*INSTRUCTION*
Check each line of the records below for the word "from" and copy those where it appears.

*PROVIDED RECORDS*
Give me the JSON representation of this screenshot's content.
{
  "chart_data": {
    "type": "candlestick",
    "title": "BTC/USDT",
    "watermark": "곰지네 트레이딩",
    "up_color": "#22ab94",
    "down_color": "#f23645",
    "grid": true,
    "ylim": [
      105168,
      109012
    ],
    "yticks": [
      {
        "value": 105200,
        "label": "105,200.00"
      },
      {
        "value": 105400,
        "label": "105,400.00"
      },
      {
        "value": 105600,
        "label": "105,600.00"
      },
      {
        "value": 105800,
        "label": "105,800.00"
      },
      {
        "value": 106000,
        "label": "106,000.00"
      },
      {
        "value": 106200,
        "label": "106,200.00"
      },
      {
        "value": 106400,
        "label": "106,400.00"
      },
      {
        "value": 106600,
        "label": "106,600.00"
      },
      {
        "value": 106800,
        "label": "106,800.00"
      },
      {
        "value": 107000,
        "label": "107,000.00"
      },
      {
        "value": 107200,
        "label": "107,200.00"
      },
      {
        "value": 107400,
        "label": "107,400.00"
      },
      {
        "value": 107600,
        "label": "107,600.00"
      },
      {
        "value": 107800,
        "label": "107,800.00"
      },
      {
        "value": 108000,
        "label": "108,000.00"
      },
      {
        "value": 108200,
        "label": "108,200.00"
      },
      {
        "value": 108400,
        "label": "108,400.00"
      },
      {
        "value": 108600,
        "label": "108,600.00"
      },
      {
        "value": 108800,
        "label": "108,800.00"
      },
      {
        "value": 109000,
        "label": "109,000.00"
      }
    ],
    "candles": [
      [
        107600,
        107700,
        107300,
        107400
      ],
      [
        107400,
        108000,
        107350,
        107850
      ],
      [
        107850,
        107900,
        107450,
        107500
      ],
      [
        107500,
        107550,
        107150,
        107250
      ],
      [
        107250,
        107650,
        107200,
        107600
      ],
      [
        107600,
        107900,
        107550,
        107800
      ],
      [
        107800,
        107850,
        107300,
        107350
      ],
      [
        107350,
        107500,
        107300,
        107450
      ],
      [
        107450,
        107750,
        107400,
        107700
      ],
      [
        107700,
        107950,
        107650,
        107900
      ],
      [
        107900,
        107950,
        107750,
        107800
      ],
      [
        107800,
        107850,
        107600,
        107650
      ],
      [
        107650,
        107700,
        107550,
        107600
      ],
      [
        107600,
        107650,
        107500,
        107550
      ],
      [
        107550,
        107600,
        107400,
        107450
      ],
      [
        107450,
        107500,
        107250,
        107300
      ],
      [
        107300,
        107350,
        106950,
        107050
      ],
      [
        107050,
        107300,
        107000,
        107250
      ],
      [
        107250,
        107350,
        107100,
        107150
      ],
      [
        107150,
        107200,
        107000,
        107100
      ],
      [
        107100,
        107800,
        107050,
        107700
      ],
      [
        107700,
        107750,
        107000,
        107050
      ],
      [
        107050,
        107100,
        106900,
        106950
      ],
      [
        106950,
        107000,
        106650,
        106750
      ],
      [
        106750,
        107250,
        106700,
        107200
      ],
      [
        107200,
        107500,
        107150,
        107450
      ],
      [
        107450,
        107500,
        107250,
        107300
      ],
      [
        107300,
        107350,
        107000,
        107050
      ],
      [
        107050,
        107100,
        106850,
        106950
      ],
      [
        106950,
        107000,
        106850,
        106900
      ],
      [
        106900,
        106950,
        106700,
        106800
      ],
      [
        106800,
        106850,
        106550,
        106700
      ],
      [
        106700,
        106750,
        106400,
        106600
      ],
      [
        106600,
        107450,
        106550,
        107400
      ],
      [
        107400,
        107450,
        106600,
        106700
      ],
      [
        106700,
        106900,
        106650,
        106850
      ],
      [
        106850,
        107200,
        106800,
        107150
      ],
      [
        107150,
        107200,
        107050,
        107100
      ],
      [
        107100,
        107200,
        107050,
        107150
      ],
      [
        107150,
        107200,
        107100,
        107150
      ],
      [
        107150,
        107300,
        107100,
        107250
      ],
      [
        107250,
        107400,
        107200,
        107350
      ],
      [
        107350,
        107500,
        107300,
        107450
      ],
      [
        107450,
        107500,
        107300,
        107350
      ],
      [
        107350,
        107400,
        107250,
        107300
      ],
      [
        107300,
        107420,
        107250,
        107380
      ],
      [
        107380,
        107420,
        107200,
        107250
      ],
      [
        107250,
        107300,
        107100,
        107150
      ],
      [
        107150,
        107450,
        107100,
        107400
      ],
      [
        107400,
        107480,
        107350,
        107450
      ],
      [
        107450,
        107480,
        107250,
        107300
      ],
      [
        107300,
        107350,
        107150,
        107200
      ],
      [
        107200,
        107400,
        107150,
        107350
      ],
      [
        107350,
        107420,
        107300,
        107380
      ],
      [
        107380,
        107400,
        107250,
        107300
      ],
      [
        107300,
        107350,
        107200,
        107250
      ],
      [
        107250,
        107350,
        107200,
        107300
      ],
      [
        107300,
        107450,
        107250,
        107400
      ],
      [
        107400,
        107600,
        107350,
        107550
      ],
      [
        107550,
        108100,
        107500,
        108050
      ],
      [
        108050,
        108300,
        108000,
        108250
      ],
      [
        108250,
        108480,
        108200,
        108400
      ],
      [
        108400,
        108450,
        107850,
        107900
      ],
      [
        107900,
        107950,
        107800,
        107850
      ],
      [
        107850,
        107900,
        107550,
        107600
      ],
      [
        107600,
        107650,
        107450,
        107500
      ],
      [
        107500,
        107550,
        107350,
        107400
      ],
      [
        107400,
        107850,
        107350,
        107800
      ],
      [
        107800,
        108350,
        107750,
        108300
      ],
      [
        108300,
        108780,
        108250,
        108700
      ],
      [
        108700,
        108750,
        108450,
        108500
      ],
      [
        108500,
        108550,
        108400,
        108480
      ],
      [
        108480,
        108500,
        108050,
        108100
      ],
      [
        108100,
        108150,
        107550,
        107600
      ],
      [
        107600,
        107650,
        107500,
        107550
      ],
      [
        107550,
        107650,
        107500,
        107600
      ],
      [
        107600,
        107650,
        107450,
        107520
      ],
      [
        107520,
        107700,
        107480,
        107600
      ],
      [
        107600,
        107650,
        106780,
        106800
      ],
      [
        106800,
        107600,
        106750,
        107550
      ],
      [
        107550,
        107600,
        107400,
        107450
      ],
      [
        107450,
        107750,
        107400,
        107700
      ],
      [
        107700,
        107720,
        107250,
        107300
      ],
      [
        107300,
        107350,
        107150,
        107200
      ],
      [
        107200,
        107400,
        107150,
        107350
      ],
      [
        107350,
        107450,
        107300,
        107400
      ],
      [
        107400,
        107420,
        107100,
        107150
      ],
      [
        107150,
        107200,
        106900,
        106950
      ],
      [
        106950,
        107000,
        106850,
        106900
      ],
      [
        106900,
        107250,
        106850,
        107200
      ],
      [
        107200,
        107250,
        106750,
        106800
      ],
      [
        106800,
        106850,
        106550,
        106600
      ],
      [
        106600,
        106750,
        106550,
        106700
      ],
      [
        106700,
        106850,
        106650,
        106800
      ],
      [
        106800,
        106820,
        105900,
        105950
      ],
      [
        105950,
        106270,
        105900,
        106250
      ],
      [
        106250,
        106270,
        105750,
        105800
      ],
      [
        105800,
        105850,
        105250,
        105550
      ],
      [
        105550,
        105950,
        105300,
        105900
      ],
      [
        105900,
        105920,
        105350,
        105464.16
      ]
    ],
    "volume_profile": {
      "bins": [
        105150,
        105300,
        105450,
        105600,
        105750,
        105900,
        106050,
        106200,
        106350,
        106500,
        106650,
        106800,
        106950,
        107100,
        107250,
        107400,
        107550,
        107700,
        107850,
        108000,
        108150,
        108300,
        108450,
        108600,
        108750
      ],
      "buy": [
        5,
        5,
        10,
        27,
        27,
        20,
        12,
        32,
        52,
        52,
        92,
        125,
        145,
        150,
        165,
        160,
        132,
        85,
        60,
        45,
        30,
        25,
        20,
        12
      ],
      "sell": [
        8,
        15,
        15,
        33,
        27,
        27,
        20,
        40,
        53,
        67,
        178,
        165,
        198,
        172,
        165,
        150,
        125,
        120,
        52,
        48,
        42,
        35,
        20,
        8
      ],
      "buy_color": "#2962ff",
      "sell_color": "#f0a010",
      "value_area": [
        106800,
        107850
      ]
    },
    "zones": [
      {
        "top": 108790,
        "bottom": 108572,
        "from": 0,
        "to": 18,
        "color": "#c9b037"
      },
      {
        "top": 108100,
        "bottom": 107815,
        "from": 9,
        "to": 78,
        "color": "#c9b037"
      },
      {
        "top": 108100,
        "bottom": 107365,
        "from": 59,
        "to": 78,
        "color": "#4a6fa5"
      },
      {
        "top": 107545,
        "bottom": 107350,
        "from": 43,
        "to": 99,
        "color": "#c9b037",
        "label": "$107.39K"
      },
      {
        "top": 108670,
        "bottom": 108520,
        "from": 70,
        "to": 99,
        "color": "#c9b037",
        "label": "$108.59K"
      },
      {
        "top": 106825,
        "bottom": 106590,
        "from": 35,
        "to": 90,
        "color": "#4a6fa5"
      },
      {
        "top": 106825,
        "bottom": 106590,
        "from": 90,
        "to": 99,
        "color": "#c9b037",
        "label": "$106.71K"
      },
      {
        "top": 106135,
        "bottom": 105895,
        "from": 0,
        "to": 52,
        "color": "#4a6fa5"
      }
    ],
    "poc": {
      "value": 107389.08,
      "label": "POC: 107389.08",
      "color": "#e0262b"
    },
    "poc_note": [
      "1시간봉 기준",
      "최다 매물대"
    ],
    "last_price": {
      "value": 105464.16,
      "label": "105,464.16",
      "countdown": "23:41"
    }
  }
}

*TASK RESPONSE*
        "from": 0,
        "from": 9,
        "from": 59,
        "from": 43,
        "from": 70,
        "from": 35,
        "from": 90,
        "from": 0,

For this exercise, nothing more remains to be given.